▸ Materials provided
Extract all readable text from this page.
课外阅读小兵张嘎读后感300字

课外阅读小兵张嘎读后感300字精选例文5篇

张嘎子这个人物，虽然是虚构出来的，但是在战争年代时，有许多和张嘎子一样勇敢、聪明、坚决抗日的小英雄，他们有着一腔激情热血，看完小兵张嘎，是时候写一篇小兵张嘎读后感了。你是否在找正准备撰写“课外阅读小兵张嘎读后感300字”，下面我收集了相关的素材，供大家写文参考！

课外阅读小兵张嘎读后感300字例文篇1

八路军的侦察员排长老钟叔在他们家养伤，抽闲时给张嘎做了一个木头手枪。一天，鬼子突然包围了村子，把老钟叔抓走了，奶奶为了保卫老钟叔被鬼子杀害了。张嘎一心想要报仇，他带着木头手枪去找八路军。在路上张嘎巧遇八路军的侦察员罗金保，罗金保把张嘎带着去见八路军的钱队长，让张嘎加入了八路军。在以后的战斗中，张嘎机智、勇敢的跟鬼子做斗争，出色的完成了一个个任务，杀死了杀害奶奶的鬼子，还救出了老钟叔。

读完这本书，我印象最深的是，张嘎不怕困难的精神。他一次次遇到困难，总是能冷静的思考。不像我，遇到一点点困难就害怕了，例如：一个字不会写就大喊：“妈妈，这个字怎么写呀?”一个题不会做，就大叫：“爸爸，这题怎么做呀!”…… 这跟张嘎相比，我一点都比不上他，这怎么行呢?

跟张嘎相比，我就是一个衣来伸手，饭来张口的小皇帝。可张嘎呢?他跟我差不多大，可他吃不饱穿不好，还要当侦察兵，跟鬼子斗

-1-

▸ Written instruction
Here, the records must be output exactly and in full.

▸ Solution
Extract all readable text from this page.
课外阅读小兵张嘎读后感300字

课外阅读小兵张嘎读后感300字精选例文5篇

张嘎子这个人物，虽然是虚构出来的，但是在战争年代时，有许多和张嘎子一样勇敢、聪明、坚决抗日的小英雄，他们有着一腔激情热血，看完小兵张嘎，是时候写一篇小兵张嘎读后感了。你是否在找正准备撰写“课外阅读小兵张嘎读后感300字”，下面我收集了相关的素材，供大家写文参考！

课外阅读小兵张嘎读后感300字例文篇1

八路军的侦察员排长老钟叔在他们家养伤，抽闲时给张嘎做了一个木头手枪。一天，鬼子突然包围了村子，把老钟叔抓走了，奶奶为了保卫老钟叔被鬼子杀害了。张嘎一心想要报仇，他带着木头手枪去找八路军。在路上张嘎巧遇八路军的侦察员罗金保，罗金保把张嘎带着去见八路军的钱队长，让张嘎加入了八路军。在以后的战斗中，张嘎机智、勇敢的跟鬼子做斗争，出色的完成了一个个任务，杀死了杀害奶奶的鬼子，还救出了老钟叔。

读完这本书，我印象最深的是，张嘎不怕困难的精神。他一次次遇到困难，总是能冷静的思考。不像我，遇到一点点困难就害怕了，例如：一个字不会写就大喊：“妈妈，这个字怎么写呀?”一个题不会做，就大叫：“爸爸，这题怎么做呀!”…… 这跟张嘎相比，我一点都比不上他，这怎么行呢?

跟张嘎相比，我就是一个衣来伸手，饭来张口的小皇帝。可张嘎呢?他跟我差不多大，可他吃不饱穿不好，还要当侦察兵，跟鬼子斗

-1-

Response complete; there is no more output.